Information given>
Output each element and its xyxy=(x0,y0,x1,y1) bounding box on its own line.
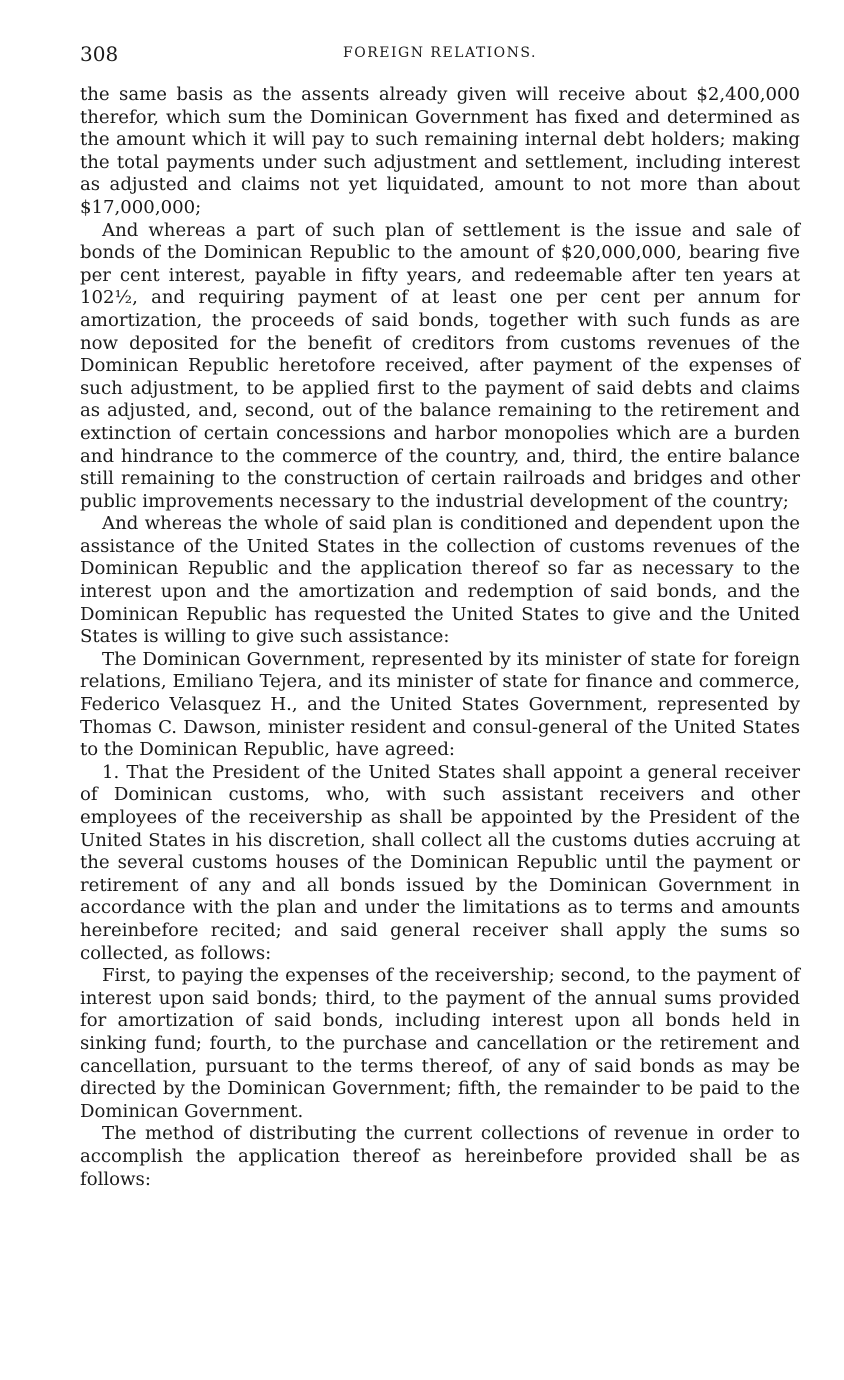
paragraph-distribution-method: The method of distributing the current collections of revenue in order to accomplish the application thereof as hereinbefore provided shall be as follows: xyxy=(80,1123,800,1190)
paragraph-us-assistance: And whereas the whole of said plan is conditioned and dependent upon the assistance of the United States in the collection of customs revenues of the Dominican Republic and the application thereof so far as necessary to the interest upon and the amortization and redemption of said bonds, and the Dominican Republic has requested the United States to give and the United States is willing to give such assistance: xyxy=(80,513,800,648)
page-number: 308 xyxy=(80,42,119,66)
paragraph-article-1: 1. That the President of the United States shall appoint a general receiver of Dominican customs, who, with such assistant receivers and other employees of the receivership as shall be appointed by the President of the United States in his discretion, shall collect all the customs duties accruing at the several customs houses of the Dominican Republic until the payment or retirement of any and all bonds issued by the Dominican Government in accordance with the plan and under the limitations as to terms and amounts hereinbefore recited; and said general receiver shall apply the sums so collected, as follows: xyxy=(80,761,800,964)
paragraph-continuation: the same basis as the assents already given will receive about $2,400,000 therefor, which sum the Dominican Government has fixed and determined as the amount which it will pay to such remaining internal debt holders; making the total payments under such adjustment and settlement, including interest as adjusted and claims not yet liquidated, amount to not more than about $17,000,000; xyxy=(80,84,800,218)
paragraph-bond-plan: And whereas a part of such plan of settlement is the issue and sale of bonds of the Dominican Republic to the amount of $20,000,000, bearing five per cent interest, payable in fifty years, and redeemable after ten years at 102½, and requiring payment of at least one per cent per annum for amortization, the proceeds of said bonds, together with such funds as are now deposited for the benefit of creditors from customs revenues of the Dominican Republic heretofore received, after payment of the expenses of such adjustment, to be applied first to the payment of said debts and claims as adjusted, and, second, out of the balance remaining to the retirement and extinction of certain concessions and harbor monopolies which are a burden and hindrance to the commerce of the country, and, third, the entire balance still remaining to the construction of certain railroads and bridges and other public improvements necessary to the industrial development of the country; xyxy=(80,219,800,512)
paragraph-parties-agreed: The Dominican Government, represented by its minister of state for foreign relations, Emiliano Tejera, and its minister of state for finance and commerce, Federico Velasquez H., and the United States Government, represented by Thomas C. Dawson, minister resident and consul-general of the United States to the Dominican Republic, have agreed: xyxy=(80,648,800,761)
body-text xyxy=(80,84,800,1191)
running-header xyxy=(80,42,800,72)
running-title: FOREIGN RELATIONS. xyxy=(343,45,537,61)
paragraph-application-order: First, to paying the expenses of the receivership; second, to the payment of interest upon said bonds; third, to the payment of the annual sums provided for amortization of said bonds, including interest upon all bonds held in sinking fund; fourth, to the purchase and cancellation or the retirement and cancellation, pursuant to the terms thereof, of any of said bonds as may be directed by the Dominican Government; fifth, the remainder to be paid to the Dominican Government. xyxy=(80,965,800,1122)
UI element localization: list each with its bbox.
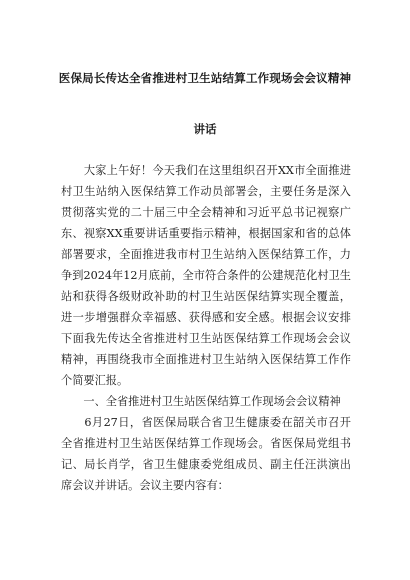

Job> Give as a numbered list the lines above, starting with the line that contains "paragraph-distribution-method: The method" and going on through the line that contains "paragraph-article-1: 1. That", leaving out blank lines.

Result of this exercise>
1. paragraph-distribution-method: The method of distributing the current collections of revenue in order to accomplish the application thereof as hereinbefore provided shall be as follows: xyxy=(80,1123,800,1190)
2. paragraph-us-assistance: And whereas the whole of said plan is conditioned and dependent upon the assistance of the United States in the collection of customs revenues of the Dominican Republic and the application thereof so far as necessary to the interest upon and the amortization and redemption of said bonds, and the Dominican Republic has requested the United States to give and the United States is willing to give such assistance: xyxy=(80,513,800,648)
3. page-number: 308 xyxy=(80,42,119,66)
4. paragraph-article-1: 1. That the President of the United States shall appoint a general receiver of Dominican customs, who, with such assistant receivers and other employees of the receivership as shall be appointed by the President of the United States in his discretion, shall collect all the customs duties accruing at the several customs houses of the Dominican Republic until the payment or retirement of any and all bonds issued by the Dominican Government in accordance with the plan and under the limitations as to terms and amounts hereinbefore recited; and said general receiver shall apply the sums so collected, as follows: xyxy=(80,761,800,964)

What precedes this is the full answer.